[Page element annotations]
——
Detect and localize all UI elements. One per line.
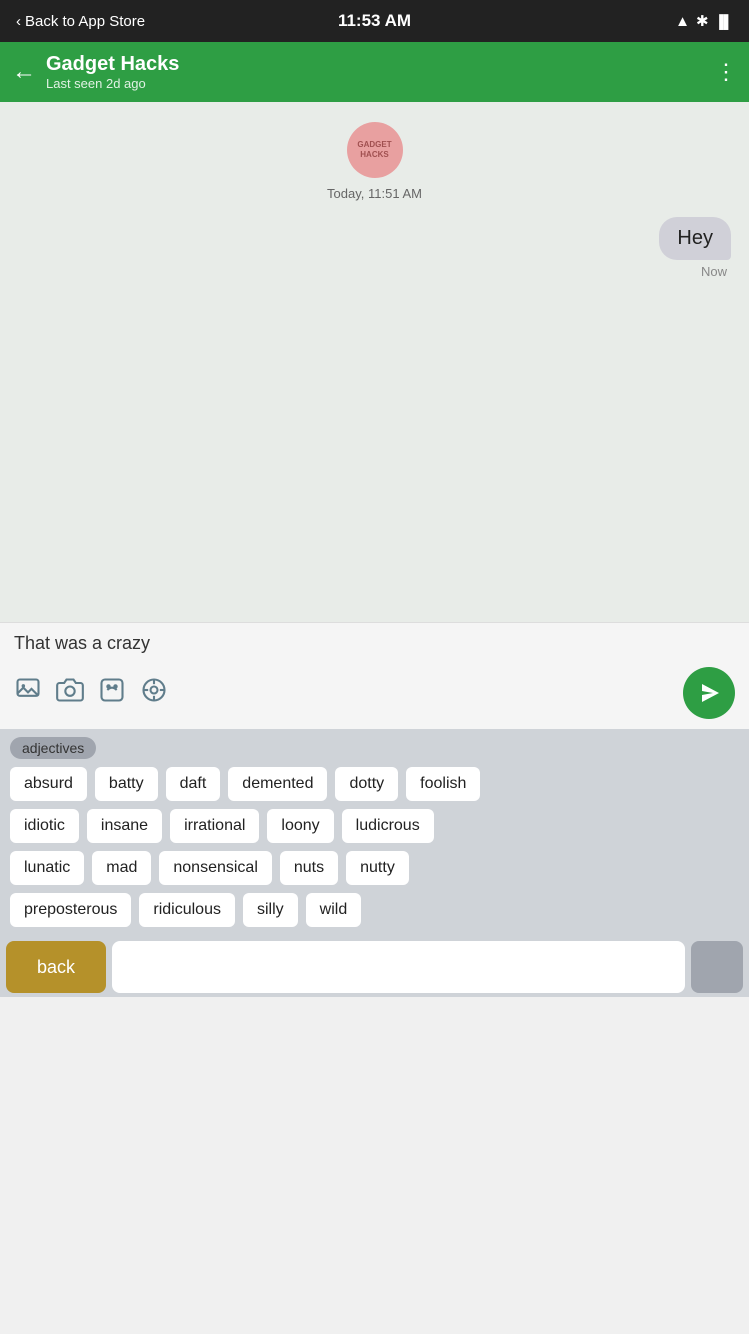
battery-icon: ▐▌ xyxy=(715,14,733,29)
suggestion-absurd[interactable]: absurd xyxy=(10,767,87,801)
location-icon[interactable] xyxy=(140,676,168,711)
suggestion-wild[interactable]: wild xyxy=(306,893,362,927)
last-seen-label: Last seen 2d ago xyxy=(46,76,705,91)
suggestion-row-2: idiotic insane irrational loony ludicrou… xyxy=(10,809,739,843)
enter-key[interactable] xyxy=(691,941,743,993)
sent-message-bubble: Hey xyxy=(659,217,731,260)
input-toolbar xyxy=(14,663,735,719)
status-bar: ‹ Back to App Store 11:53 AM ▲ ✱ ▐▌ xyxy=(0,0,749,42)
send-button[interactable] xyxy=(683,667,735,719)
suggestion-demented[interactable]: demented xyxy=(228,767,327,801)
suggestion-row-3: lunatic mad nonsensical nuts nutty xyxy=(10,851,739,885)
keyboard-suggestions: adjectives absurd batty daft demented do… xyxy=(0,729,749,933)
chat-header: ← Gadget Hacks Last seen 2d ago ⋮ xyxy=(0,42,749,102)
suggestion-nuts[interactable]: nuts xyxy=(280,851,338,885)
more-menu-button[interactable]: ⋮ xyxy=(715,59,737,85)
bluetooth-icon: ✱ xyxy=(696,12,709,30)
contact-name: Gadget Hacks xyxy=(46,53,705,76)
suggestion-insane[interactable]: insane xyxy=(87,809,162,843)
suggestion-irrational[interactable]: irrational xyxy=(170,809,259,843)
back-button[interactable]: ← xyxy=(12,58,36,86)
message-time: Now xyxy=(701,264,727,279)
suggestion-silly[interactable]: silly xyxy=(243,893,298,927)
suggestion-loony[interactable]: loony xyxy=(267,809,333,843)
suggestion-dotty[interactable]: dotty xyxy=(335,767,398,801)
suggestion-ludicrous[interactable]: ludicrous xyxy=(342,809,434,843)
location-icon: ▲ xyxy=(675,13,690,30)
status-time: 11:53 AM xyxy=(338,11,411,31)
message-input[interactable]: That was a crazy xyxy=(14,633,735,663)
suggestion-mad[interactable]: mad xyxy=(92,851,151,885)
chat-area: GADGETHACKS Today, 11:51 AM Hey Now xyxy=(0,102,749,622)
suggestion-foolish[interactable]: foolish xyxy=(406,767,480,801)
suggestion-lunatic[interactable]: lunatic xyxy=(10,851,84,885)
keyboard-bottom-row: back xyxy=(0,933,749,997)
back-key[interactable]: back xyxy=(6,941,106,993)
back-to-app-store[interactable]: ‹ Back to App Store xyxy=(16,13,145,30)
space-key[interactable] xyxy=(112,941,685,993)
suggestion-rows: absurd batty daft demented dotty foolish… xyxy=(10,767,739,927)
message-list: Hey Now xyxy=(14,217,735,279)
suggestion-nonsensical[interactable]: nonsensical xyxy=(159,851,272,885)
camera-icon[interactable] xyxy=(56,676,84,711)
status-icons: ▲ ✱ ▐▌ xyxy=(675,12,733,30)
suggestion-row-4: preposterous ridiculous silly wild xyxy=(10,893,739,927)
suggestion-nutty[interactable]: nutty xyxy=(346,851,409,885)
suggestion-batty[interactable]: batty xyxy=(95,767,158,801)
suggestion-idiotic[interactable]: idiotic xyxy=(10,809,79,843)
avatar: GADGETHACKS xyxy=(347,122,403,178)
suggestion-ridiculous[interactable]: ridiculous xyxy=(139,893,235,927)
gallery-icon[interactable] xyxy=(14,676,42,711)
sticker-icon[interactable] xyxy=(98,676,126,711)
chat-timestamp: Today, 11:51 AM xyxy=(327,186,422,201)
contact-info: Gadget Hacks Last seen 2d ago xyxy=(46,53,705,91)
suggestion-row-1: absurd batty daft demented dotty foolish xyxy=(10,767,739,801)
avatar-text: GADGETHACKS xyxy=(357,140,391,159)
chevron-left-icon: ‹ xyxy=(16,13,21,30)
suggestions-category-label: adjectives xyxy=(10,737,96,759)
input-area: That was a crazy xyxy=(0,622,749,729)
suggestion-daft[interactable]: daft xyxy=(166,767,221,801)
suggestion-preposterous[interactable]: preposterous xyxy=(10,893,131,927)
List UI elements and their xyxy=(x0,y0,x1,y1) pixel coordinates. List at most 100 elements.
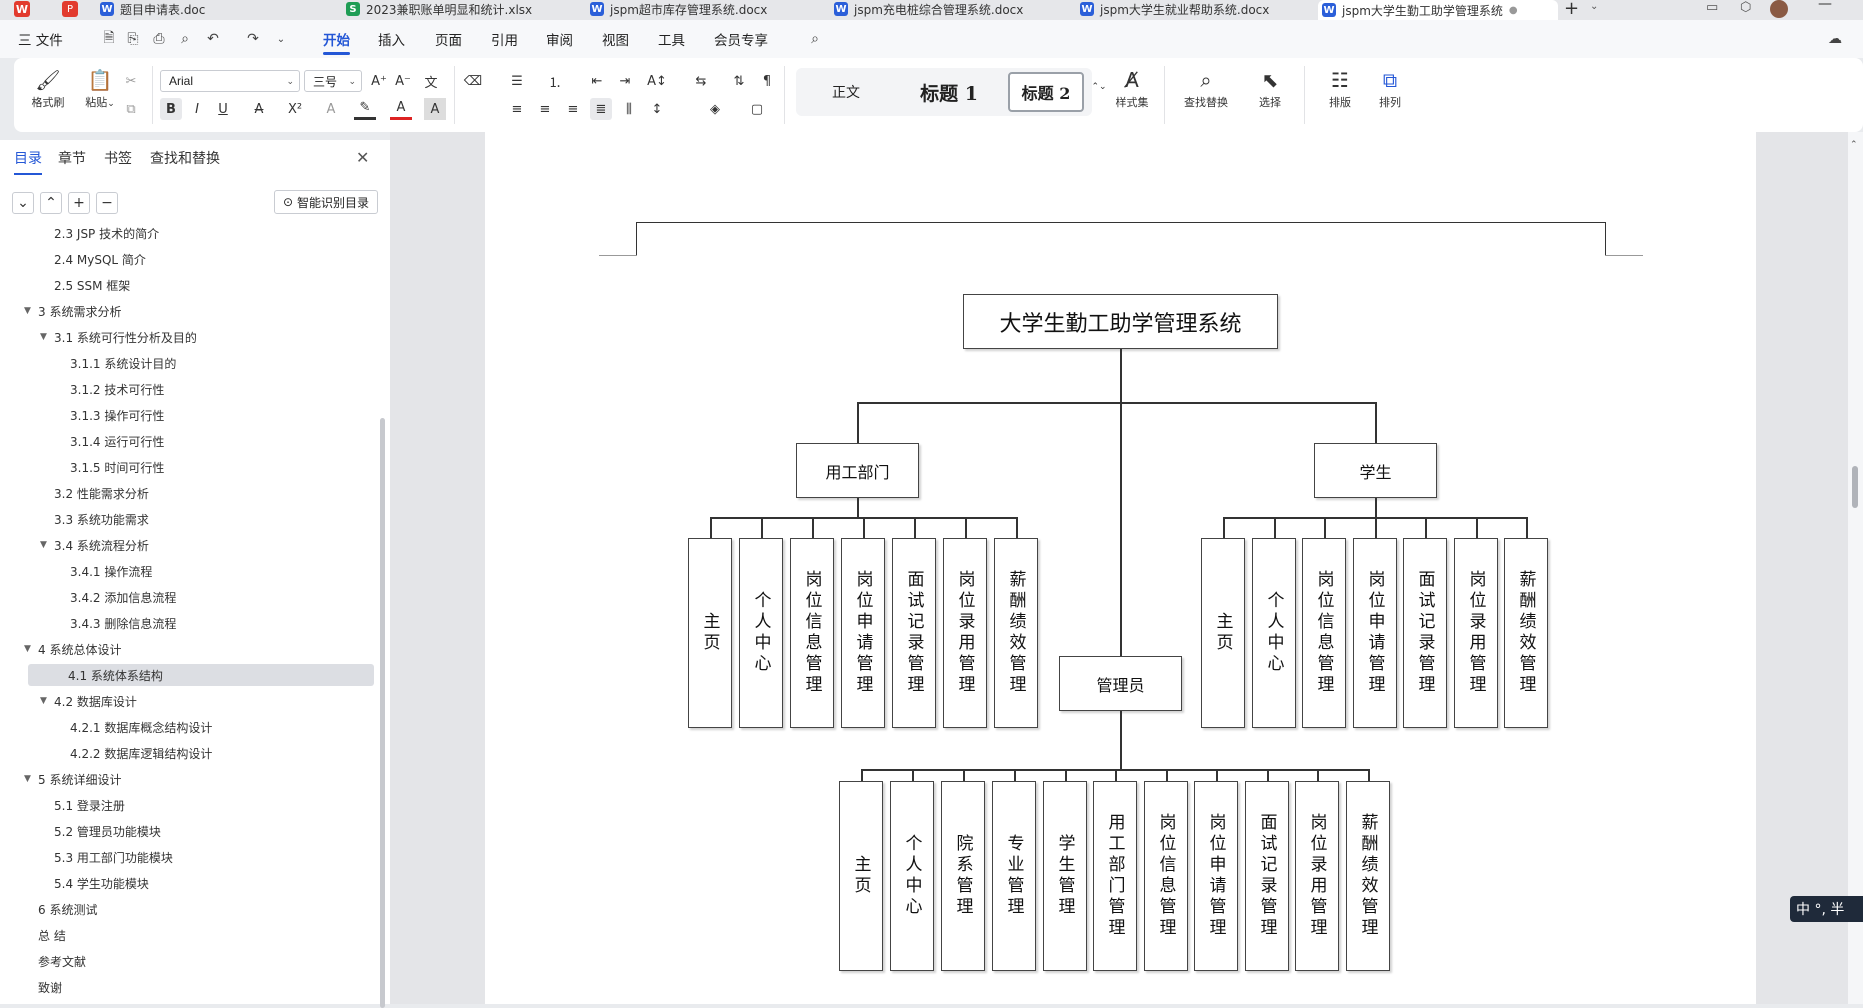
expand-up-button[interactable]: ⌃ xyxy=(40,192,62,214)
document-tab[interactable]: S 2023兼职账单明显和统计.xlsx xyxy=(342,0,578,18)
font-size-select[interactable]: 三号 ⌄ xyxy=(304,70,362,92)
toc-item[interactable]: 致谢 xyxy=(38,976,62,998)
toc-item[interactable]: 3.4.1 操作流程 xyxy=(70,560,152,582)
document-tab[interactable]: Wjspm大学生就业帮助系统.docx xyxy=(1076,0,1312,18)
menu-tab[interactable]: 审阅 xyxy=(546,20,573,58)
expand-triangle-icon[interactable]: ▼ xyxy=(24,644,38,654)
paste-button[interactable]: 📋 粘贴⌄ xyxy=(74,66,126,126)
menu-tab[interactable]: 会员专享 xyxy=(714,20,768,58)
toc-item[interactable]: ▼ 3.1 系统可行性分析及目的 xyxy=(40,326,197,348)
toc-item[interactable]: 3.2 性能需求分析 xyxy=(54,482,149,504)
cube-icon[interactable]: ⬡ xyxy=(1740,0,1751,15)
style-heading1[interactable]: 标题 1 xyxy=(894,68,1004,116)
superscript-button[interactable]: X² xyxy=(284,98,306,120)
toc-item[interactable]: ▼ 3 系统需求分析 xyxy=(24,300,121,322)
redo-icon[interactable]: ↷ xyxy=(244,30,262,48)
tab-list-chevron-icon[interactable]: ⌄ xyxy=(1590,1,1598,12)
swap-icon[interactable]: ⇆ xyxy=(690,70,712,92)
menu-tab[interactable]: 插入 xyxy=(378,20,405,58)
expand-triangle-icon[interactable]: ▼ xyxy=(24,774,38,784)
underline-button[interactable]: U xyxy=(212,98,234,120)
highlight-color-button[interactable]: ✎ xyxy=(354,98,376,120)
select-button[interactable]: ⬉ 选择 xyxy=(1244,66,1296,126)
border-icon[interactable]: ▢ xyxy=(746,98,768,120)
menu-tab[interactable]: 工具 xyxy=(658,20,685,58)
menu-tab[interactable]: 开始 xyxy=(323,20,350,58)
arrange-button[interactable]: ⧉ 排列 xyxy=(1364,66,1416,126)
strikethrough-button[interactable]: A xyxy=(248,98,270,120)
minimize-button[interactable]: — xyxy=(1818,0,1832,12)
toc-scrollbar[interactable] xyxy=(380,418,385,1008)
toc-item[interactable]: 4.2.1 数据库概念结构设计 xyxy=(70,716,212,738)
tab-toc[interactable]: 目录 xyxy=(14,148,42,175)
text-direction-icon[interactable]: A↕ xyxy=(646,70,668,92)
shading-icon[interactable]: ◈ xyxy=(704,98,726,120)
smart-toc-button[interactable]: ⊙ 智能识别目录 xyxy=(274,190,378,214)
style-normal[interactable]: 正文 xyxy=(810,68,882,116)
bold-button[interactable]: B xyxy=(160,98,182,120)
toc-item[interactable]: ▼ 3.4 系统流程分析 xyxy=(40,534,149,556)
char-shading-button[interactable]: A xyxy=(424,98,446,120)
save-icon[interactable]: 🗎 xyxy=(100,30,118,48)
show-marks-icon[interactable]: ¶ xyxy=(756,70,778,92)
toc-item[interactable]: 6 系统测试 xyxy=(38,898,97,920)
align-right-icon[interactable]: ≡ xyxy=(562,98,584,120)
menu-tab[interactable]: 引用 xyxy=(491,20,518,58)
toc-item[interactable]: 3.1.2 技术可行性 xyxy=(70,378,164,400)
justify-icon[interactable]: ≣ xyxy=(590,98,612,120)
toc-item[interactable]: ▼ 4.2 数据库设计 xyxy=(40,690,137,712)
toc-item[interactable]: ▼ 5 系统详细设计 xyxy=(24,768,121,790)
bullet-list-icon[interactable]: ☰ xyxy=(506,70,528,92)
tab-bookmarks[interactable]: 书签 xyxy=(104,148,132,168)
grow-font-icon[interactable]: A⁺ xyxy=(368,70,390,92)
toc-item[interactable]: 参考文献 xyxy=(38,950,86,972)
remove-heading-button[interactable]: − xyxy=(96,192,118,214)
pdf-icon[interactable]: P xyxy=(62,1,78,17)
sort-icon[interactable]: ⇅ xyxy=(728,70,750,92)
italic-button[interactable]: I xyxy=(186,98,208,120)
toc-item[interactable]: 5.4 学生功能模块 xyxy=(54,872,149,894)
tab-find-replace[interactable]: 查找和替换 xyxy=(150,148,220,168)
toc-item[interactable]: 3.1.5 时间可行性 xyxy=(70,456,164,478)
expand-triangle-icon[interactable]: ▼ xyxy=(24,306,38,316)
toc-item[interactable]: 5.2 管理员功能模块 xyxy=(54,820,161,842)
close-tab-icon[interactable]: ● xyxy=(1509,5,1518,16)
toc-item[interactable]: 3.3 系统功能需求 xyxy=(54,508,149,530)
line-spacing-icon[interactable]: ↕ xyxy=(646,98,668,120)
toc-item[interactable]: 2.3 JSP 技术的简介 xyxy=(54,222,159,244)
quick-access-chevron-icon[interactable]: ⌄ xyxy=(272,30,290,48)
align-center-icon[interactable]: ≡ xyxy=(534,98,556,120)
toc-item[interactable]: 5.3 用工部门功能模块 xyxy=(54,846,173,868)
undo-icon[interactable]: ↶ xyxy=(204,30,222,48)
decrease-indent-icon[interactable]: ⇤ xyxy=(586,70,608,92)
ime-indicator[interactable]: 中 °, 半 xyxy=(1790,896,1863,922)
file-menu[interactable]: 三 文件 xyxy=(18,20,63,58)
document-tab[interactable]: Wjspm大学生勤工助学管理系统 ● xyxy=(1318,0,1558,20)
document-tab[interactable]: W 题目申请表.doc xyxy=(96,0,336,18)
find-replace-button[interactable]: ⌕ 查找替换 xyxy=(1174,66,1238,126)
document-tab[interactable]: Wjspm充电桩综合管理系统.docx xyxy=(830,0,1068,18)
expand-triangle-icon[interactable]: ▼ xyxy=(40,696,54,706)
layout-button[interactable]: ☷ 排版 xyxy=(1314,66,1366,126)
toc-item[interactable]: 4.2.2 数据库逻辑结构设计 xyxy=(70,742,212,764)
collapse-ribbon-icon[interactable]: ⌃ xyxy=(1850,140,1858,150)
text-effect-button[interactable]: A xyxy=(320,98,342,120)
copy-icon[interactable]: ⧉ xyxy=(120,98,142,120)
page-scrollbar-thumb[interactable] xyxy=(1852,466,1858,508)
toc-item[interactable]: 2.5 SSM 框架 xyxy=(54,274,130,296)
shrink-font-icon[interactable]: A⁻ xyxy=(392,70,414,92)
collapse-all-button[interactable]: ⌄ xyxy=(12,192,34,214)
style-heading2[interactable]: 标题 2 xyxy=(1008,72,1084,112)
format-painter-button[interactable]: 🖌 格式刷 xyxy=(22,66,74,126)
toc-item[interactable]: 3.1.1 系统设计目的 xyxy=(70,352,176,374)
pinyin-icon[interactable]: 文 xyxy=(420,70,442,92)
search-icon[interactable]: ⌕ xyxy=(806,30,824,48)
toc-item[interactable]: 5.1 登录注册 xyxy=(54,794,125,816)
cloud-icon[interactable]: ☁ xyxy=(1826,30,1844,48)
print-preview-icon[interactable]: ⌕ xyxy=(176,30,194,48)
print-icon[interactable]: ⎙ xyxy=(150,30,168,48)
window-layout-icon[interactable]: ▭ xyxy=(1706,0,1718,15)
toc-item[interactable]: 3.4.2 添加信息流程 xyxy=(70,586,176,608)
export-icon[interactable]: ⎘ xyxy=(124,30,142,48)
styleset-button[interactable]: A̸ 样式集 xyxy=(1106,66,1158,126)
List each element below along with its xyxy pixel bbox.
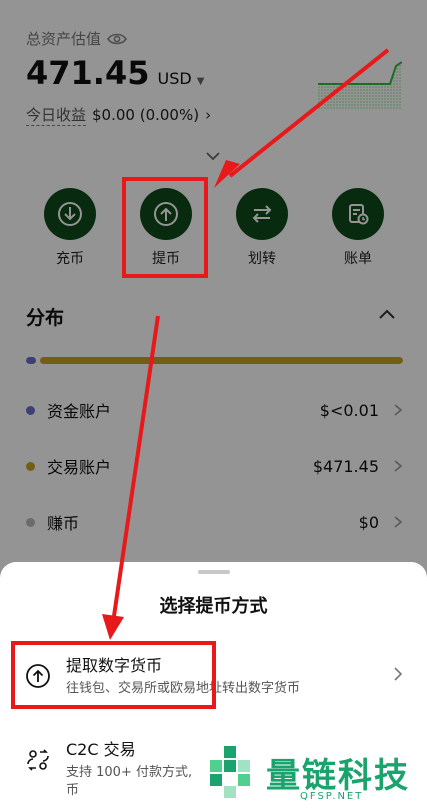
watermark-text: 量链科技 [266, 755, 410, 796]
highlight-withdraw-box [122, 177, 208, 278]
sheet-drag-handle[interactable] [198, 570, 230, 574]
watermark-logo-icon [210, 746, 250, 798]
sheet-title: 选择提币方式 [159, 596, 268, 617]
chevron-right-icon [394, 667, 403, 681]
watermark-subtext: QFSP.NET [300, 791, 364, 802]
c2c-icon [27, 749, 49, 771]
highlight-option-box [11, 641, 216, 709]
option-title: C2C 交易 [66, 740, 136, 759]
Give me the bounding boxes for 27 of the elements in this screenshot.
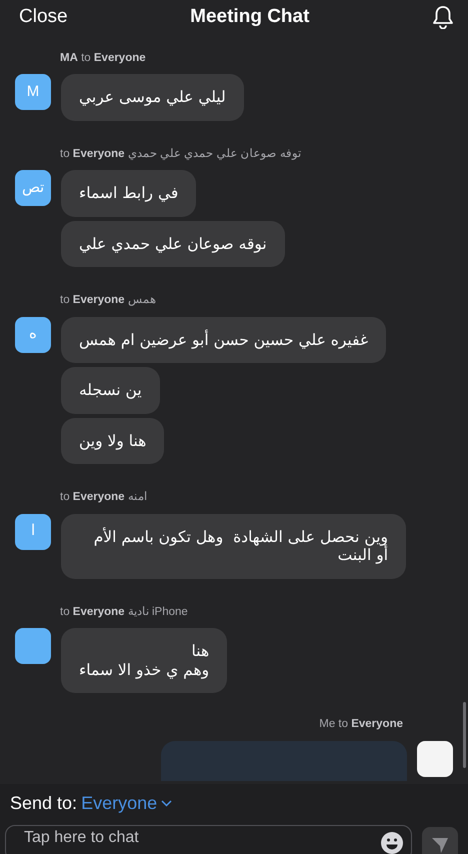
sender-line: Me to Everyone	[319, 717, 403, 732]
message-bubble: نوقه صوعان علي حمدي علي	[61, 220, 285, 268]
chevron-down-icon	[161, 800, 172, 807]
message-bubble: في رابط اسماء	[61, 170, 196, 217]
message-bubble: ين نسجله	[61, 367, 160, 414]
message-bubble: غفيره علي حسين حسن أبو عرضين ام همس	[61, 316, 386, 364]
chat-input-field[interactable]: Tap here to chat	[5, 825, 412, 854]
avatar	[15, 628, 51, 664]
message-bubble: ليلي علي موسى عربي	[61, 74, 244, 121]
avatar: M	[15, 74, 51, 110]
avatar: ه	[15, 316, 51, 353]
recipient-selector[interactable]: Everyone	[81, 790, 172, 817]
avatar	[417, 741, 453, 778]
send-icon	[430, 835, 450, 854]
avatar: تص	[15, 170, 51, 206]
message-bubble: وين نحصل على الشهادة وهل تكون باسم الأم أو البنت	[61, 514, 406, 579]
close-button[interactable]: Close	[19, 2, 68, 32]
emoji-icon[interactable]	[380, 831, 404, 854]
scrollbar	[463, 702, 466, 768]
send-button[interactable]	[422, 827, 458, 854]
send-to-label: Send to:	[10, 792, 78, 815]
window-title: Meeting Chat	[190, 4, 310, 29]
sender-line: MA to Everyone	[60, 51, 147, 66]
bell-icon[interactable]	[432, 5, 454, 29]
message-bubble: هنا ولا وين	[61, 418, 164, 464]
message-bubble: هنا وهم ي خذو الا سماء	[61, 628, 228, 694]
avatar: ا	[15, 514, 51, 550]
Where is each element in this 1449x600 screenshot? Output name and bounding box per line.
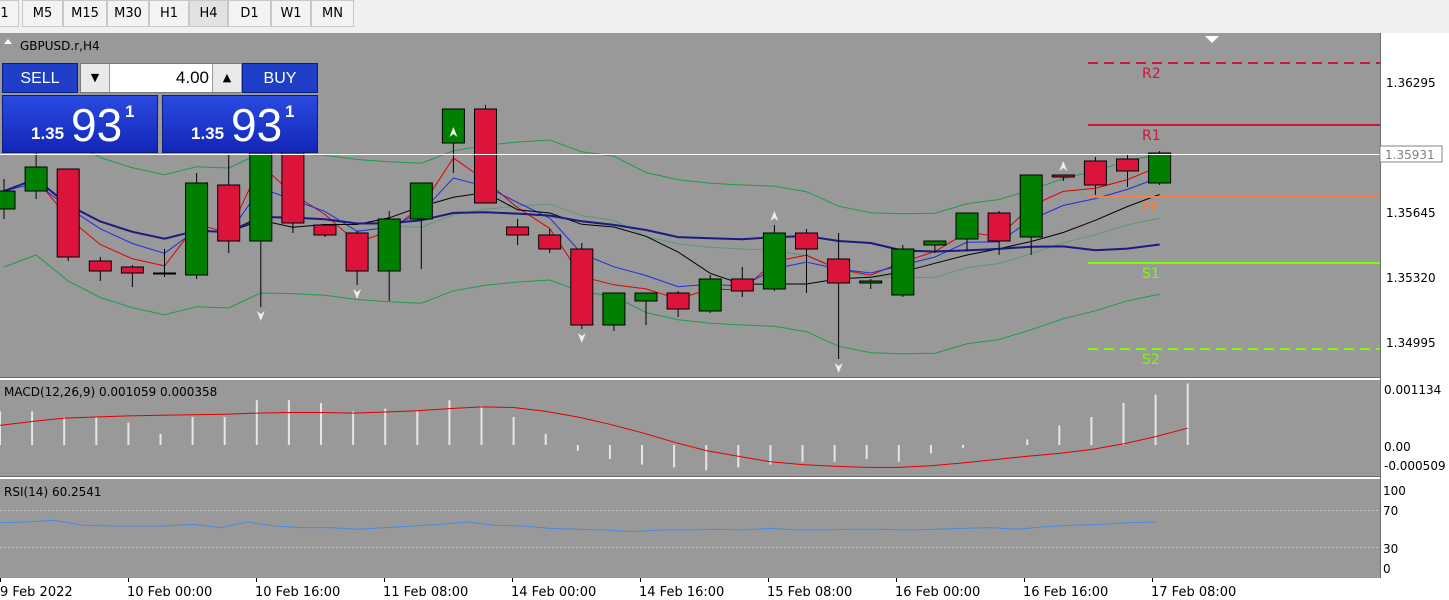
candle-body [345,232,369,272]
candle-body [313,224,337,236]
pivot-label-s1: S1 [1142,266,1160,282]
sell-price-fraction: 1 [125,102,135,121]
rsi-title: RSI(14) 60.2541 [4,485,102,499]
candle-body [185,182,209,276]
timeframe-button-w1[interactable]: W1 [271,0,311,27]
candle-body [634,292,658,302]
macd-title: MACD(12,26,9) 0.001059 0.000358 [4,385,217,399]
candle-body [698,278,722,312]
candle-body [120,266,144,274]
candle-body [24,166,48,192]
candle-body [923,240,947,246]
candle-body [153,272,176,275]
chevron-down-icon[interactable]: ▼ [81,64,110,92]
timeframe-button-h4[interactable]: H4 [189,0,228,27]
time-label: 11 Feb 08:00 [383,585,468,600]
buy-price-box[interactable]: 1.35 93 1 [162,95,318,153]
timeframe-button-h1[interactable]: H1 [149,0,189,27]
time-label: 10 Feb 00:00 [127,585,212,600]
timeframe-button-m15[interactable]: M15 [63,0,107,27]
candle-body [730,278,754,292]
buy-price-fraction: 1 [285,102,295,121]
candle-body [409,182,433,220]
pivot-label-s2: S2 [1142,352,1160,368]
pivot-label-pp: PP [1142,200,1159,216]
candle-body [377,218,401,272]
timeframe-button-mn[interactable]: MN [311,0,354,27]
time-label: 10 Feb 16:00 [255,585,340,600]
——
Rewrite the stretch from the line containing "candle-body [345,232,369,272]" through the line containing "chevron-down-icon[interactable]: ▼ [81,64,110,92]", replacing "candle-body" with "candlestick-body" and leaving everything else unchanged.

> Solution to the problem:
candlestick-body [345,232,369,272]
candlestick-body [313,224,337,236]
pivot-label-s1: S1 [1142,266,1160,282]
sell-price-fraction: 1 [125,102,135,121]
rsi-title: RSI(14) 60.2541 [4,485,102,499]
candlestick-body [185,182,209,276]
timeframe-button-w1[interactable]: W1 [271,0,311,27]
candlestick-body [634,292,658,302]
macd-title: MACD(12,26,9) 0.001059 0.000358 [4,385,217,399]
candlestick-body [698,278,722,312]
candlestick-body [120,266,144,274]
candlestick-body [24,166,48,192]
candlestick-body [923,240,947,246]
candlestick-body [153,272,176,275]
chevron-down-icon[interactable]: ▼ [81,64,110,92]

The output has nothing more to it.